- [What to work on]:
Go through the lines below and copy each one that holds the string "Regular".

Dataset items:

- - - -

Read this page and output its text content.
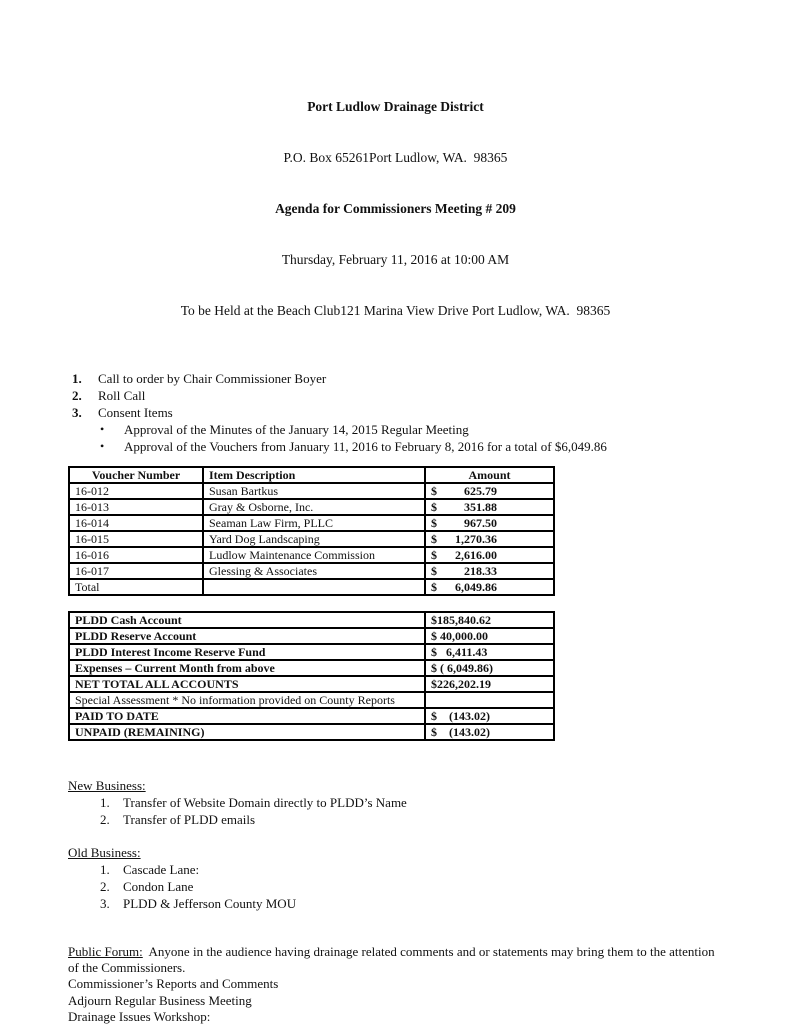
Port Ludlow Drainage District

P.O. Box 65261Port Ludlow, WA.  98365

Agenda for Commissioners Meeting # 209

Thursday, February 11, 2016 at 10:00 AM

To be Held at the Beach Club121 Marina View Drive Port Ludlow, WA.  98365

1.	Call to order by Chair Commissioner Boyer
2.	Roll Call
3.	Consent Items
•	Approval of the Minutes of the January 14, 2015 Regular Meeting
•	Approval of the Vouchers from January 11, 2016 to February 8, 2016 for a total of $6,049.86
Voucher Number	Item Description	Amount
16-012	Susan Bartkus	$ 625.79

16-013	Gray & Osborne, Inc.	$ 351.88

16-014	Seaman Law Firm, PLLC	$ 967.50

16-015	Yard Dog Landscaping	$ 1,270.36

16-016	Ludlow Maintenance Commission	$ 2,616.00

16-017	Glessing & Associates	$ 218.33

Total		$ 6,049.86
PLDD Cash Account	$185,840.62
PLDD Reserve Account	$ 40,000.00
PLDD Interest Income Reserve Fund	$   6,411.43
Expenses – Current Month from above	$ ( 6,049.86)
NET TOTAL ALL ACCOUNTS	$226,202.19
Special Assessment * No information provided on County Reports	
PAID TO DATE	$    (143.02)
UNPAID (REMAINING)	$    (143.02)
New Business:
1.	Transfer of Website Domain directly to PLDD’s Name
2.	Transfer of PLDD emails
Old Business:
1.	Cascade Lane:
2.	Condon Lane
3.	PLDD & Jefferson County MOU
Public Forum:  Anyone in the audience having drainage related comments and or statements may bring them to the attention of the Commissioners.
Commissioner’s Reports and Comments
Adjourn Regular Business Meeting
Drainage Issues Workshop:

- - - -

- [Answer in full]:
•	Approval of the Minutes of the January 14, 2015 Regular Meeting
Adjourn Regular Business Meeting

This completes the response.